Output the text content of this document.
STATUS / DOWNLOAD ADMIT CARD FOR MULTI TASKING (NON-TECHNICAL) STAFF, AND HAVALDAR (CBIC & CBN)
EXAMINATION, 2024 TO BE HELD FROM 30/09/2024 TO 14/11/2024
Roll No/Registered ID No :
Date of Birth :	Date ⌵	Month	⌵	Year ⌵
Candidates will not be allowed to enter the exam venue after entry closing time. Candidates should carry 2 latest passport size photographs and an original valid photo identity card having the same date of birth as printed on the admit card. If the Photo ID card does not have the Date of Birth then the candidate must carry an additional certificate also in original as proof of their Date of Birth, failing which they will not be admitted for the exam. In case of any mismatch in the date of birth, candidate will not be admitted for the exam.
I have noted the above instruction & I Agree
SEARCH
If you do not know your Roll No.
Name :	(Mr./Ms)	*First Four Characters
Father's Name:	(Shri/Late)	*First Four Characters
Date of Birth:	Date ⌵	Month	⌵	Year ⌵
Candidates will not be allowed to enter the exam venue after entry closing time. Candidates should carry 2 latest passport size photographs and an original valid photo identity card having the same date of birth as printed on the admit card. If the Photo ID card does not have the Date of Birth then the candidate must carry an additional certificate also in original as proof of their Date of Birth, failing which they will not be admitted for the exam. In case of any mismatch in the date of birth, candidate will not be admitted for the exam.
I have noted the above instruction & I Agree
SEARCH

● PROBLEM TO SOLVE: Select every line of the material above holding the word "Month" and copy it.

● ANSWER TO THIS PROBLEM:
Date of Birth :	Date ⌵	Month	⌵	Year ⌵
Date of Birth:	Date ⌵	Month	⌵	Year ⌵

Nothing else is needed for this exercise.